■ TASK INPUTS ■

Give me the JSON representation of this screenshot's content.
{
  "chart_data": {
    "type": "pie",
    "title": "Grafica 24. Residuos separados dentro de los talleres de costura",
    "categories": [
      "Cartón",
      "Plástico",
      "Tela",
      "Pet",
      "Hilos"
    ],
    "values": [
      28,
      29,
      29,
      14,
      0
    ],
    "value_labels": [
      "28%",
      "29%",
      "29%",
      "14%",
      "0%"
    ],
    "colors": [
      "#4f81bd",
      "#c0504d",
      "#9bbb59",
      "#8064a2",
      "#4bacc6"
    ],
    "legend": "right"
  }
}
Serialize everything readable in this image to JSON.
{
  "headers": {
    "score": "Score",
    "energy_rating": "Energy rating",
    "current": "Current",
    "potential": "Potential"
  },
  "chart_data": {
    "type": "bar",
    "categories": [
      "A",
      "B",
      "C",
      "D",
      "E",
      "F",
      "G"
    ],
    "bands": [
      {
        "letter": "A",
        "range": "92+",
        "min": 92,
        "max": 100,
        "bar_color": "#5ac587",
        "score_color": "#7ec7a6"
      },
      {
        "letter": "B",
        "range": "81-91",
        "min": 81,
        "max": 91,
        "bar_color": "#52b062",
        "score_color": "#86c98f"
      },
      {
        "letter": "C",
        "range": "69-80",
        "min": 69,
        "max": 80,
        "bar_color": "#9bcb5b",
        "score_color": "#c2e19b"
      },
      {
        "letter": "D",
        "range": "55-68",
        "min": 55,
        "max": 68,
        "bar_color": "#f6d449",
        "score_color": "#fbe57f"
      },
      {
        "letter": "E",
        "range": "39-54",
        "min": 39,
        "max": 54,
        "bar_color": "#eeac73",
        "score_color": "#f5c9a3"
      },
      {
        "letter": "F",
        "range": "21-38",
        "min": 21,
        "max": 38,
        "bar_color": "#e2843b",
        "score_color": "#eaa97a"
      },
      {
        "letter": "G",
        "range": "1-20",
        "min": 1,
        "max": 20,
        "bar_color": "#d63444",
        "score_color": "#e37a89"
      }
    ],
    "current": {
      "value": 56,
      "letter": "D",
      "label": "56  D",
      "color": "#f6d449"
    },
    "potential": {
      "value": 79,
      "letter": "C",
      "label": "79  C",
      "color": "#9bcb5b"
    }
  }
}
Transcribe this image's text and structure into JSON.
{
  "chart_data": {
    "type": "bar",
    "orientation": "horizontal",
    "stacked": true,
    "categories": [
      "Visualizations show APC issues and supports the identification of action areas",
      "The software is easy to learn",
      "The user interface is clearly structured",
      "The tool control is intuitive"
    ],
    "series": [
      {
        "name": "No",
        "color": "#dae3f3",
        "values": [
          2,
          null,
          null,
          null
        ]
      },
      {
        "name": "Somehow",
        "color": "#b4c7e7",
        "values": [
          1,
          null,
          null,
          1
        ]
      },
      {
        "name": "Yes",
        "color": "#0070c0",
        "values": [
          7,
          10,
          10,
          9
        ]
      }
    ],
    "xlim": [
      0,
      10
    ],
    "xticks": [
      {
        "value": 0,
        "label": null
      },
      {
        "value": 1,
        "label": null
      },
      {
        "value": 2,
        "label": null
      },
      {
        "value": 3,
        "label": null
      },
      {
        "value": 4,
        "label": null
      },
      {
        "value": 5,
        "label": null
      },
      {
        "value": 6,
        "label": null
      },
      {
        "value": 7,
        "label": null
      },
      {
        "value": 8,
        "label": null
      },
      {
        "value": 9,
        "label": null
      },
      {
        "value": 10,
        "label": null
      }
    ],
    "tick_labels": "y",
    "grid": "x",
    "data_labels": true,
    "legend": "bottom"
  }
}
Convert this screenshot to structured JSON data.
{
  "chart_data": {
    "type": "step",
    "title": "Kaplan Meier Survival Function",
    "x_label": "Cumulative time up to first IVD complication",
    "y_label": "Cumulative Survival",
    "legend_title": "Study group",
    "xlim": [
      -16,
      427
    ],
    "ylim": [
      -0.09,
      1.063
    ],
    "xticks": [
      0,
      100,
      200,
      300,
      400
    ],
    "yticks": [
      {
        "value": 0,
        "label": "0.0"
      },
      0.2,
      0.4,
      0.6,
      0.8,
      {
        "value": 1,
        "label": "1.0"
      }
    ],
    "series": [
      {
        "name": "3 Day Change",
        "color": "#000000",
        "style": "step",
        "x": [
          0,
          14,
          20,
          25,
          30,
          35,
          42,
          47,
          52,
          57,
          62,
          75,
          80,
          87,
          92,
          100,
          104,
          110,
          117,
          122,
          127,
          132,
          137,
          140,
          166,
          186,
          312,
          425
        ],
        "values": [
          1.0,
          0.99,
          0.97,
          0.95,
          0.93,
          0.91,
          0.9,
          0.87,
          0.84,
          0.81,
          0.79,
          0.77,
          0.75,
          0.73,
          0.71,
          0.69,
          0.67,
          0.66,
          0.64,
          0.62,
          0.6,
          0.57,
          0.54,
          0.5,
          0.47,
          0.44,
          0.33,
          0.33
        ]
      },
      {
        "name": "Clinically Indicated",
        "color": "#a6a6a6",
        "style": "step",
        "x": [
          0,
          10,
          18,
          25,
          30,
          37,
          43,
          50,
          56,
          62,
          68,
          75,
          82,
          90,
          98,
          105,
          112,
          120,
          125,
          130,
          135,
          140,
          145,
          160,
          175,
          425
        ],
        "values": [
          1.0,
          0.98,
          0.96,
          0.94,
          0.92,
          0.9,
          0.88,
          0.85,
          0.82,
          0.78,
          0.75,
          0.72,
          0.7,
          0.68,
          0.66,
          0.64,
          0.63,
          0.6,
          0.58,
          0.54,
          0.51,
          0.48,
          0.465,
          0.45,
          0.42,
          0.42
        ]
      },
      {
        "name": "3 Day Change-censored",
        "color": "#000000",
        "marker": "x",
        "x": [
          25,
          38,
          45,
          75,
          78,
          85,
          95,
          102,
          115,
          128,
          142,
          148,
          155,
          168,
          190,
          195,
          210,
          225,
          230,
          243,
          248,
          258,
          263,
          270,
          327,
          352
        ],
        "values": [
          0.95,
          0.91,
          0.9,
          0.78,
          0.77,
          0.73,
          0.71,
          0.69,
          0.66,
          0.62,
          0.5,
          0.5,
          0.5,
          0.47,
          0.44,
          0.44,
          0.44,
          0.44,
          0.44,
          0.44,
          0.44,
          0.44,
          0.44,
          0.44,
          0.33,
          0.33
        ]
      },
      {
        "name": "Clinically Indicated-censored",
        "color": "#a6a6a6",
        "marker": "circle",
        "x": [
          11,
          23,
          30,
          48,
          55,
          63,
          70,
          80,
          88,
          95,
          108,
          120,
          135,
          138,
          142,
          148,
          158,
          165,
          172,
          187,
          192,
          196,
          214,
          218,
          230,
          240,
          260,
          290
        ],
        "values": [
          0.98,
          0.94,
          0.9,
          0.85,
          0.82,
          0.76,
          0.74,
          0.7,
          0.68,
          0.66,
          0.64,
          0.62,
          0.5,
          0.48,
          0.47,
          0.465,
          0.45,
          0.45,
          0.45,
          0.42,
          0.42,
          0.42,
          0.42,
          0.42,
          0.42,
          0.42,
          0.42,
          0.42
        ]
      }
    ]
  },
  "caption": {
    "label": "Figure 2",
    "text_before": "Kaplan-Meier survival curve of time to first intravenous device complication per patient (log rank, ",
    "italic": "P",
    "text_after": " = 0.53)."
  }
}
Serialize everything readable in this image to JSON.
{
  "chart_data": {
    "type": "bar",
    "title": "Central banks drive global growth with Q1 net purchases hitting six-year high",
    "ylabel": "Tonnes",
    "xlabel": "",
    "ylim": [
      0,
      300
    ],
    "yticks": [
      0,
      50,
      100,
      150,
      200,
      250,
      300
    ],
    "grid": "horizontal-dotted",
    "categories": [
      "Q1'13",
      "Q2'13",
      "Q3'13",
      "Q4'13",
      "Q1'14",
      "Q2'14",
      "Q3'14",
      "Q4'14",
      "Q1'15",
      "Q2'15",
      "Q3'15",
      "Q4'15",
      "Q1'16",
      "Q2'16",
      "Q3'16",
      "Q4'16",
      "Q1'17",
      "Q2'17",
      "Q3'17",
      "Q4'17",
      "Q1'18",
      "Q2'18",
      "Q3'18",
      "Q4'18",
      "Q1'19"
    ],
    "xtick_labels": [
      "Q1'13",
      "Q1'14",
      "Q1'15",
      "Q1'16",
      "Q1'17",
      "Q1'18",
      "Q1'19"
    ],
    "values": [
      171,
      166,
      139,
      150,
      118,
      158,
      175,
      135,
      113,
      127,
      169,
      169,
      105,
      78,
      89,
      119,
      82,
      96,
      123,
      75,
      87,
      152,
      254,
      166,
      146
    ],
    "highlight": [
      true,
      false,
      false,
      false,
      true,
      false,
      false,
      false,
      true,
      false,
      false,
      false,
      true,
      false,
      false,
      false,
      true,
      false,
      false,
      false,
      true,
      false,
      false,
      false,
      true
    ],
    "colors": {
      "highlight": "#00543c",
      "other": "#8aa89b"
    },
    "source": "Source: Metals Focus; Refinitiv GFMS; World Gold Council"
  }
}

■ WHAT NEEDS TO BE DONE ■
Of the lines in the data, how many contain the word "JSON"? Provide the number and nothing further.

■ RESPONSE BELOW ■
5